**Prompt:** Scan the material below for the string "Cancer", and copy every line where it shows up.

━━━━━━

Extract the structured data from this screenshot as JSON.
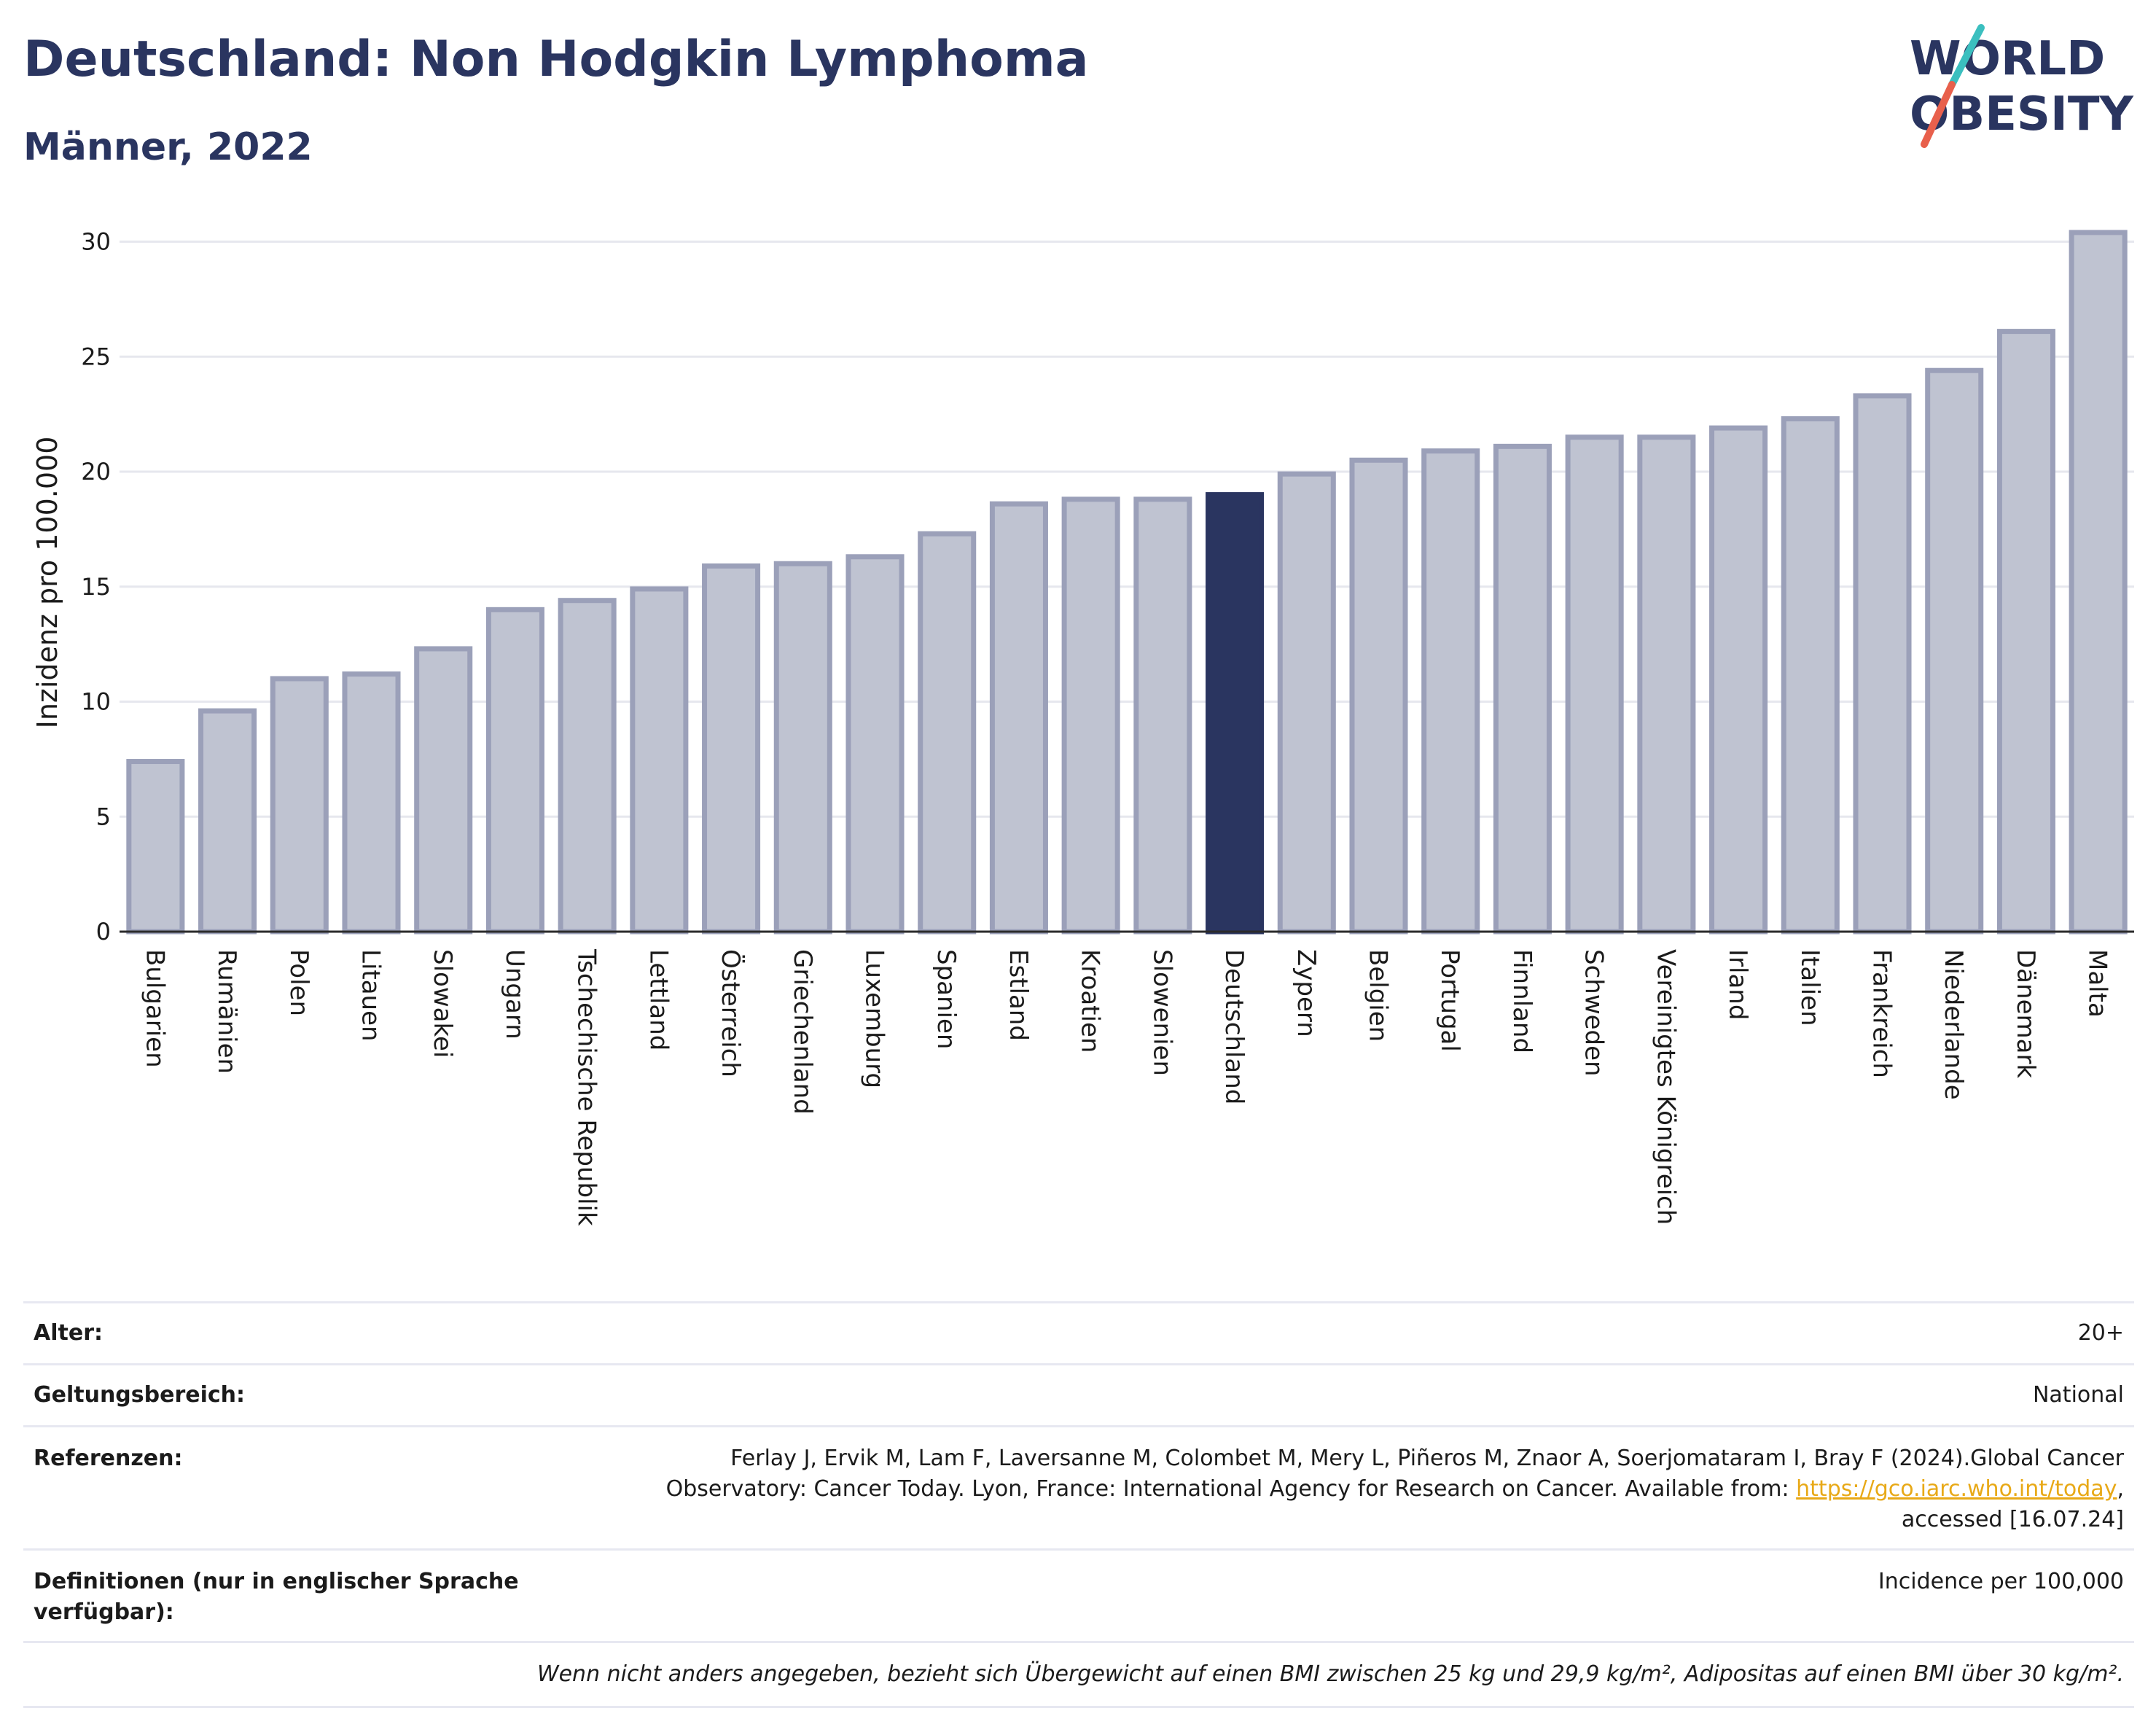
{
  "header": {
    "title": "Deutschland: Non Hodgkin Lymphoma",
    "subtitle": "Männer, 2022"
  },
  "logo": {
    "line1": "WORLD",
    "line2": "OBESITY",
    "colors": {
      "text": "#2a3560",
      "slash_top": "#3bbfbf",
      "slash_bottom": "#e8604c"
    }
  },
  "chart_data": {
    "type": "bar",
    "ylabel": "Inzidenz pro 100.000",
    "xlabel": "",
    "ylim": [
      0,
      31
    ],
    "yticks": [
      0,
      5,
      10,
      15,
      20,
      25,
      30
    ],
    "grid": true,
    "highlight": "Deutschland",
    "colors": {
      "bar": "#bfc3d1",
      "bar_edge": "#9ba0b9",
      "highlight": "#2a3560",
      "grid": "#e6e7ee"
    },
    "categories": [
      "Bulgarien",
      "Rumänien",
      "Polen",
      "Litauen",
      "Slowakei",
      "Ungarn",
      "Tschechische Republik",
      "Lettland",
      "Österreich",
      "Griechenland",
      "Luxemburg",
      "Spanien",
      "Estland",
      "Kroatien",
      "Slowenien",
      "Deutschland",
      "Zypern",
      "Belgien",
      "Portugal",
      "Finnland",
      "Schweden",
      "Vereinigtes Königreich",
      "Irland",
      "Italien",
      "Frankreich",
      "Niederlande",
      "Dänemark",
      "Malta"
    ],
    "values": [
      7.4,
      9.6,
      11.0,
      11.2,
      12.3,
      14.0,
      14.4,
      14.9,
      15.9,
      16.0,
      16.3,
      17.3,
      18.6,
      18.8,
      18.8,
      19.0,
      19.9,
      20.5,
      20.9,
      21.1,
      21.5,
      21.5,
      21.9,
      22.3,
      23.3,
      24.4,
      26.1,
      30.4
    ]
  },
  "info": {
    "rows": [
      {
        "label": "Alter:",
        "value": "20+"
      },
      {
        "label": "Geltungsbereich:",
        "value": "National"
      }
    ],
    "references": {
      "label": "Referenzen:",
      "line1": "Ferlay J, Ervik M, Lam F, Laversanne M, Colombet M, Mery L, Piñeros M, Znaor A, Soerjomataram I, Bray F (2024).Global Cancer",
      "line2_before": "Observatory: Cancer Today. Lyon, France: International Agency for Research on Cancer. Available from: ",
      "link": "https://gco.iarc.who.int/today",
      "line2_after": ",",
      "line3": "accessed [16.07.24]"
    },
    "definitions": {
      "label_line1": "Definitionen (nur in englischer Sprache",
      "label_line2": "verfügbar):",
      "value": "Incidence per 100,000"
    },
    "note": "Wenn nicht anders angegeben, bezieht sich Übergewicht auf einen BMI zwischen 25 kg und 29,9 kg/m², Adipositas auf einen BMI über 30 kg/m²."
  }
}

━━━━━━

**Response to this task:**
      "line1": "Ferlay J, Ervik M, Lam F, Laversanne M, Colombet M, Mery L, Piñeros M, Znaor A, Soerjomataram I, Bray F (2024).Global Cancer",
      "line2_before": "Observatory: Cancer Today. Lyon, France: International Agency for Research on Cancer. Available from: ",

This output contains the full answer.